— START Records provided —
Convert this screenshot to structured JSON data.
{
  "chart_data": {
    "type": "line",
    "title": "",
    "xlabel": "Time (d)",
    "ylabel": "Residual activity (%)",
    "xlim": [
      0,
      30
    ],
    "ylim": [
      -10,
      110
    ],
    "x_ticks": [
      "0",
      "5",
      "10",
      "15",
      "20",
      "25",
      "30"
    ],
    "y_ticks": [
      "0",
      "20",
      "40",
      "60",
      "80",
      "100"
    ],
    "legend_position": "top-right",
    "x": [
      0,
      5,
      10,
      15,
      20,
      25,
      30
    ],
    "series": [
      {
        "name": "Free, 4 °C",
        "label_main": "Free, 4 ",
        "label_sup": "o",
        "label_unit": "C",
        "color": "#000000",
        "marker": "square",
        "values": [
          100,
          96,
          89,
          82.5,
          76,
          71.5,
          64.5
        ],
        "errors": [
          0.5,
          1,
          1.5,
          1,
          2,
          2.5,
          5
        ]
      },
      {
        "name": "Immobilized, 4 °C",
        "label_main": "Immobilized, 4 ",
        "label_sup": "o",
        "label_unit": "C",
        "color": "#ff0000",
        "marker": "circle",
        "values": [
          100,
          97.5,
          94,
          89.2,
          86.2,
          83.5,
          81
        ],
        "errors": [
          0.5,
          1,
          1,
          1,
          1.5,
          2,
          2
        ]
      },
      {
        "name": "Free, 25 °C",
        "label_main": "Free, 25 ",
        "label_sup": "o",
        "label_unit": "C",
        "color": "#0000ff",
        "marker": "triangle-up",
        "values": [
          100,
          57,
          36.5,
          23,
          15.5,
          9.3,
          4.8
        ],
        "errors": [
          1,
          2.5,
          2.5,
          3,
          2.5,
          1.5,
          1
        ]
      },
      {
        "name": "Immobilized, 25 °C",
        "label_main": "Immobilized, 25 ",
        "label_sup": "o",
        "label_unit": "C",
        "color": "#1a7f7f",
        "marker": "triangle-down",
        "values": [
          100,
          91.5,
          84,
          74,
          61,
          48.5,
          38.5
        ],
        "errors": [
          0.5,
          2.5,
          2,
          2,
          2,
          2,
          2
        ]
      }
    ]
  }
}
— END Records provided —
__Work to be completed__.
Set every line of the listing down word for word.

__Solution for this problem__.
Convert this screenshot to structured JSON data.
{
  "chart_data": {
    "type": "line",
    "title": "",
    "xlabel": "Time (d)",
    "ylabel": "Residual activity (%)",
    "xlim": [
      0,
      30
    ],
    "ylim": [
      -10,
      110
    ],
    "x_ticks": [
      "0",
      "5",
      "10",
      "15",
      "20",
      "25",
      "30"
    ],
    "y_ticks": [
      "0",
      "20",
      "40",
      "60",
      "80",
      "100"
    ],
    "legend_position": "top-right",
    "x": [
      0,
      5,
      10,
      15,
      20,
      25,
      30
    ],
    "series": [
      {
        "name": "Free, 4 °C",
        "label_main": "Free, 4 ",
        "label_sup": "o",
        "label_unit": "C",
        "color": "#000000",
        "marker": "square",
        "values": [
          100,
          96,
          89,
          82.5,
          76,
          71.5,
          64.5
        ],
        "errors": [
          0.5,
          1,
          1.5,
          1,
          2,
          2.5,
          5
        ]
      },
      {
        "name": "Immobilized, 4 °C",
        "label_main": "Immobilized, 4 ",
        "label_sup": "o",
        "label_unit": "C",
        "color": "#ff0000",
        "marker": "circle",
        "values": [
          100,
          97.5,
          94,
          89.2,
          86.2,
          83.5,
          81
        ],
        "errors": [
          0.5,
          1,
          1,
          1,
          1.5,
          2,
          2
        ]
      },
      {
        "name": "Free, 25 °C",
        "label_main": "Free, 25 ",
        "label_sup": "o",
        "label_unit": "C",
        "color": "#0000ff",
        "marker": "triangle-up",
        "values": [
          100,
          57,
          36.5,
          23,
          15.5,
          9.3,
          4.8
        ],
        "errors": [
          1,
          2.5,
          2.5,
          3,
          2.5,
          1.5,
          1
        ]
      },
      {
        "name": "Immobilized, 25 °C",
        "label_main": "Immobilized, 25 ",
        "label_sup": "o",
        "label_unit": "C",
        "color": "#1a7f7f",
        "marker": "triangle-down",
        "values": [
          100,
          91.5,
          84,
          74,
          61,
          48.5,
          38.5
        ],
        "errors": [
          0.5,
          2.5,
          2,
          2,
          2,
          2,
          2
        ]
      }
    ]
  }
}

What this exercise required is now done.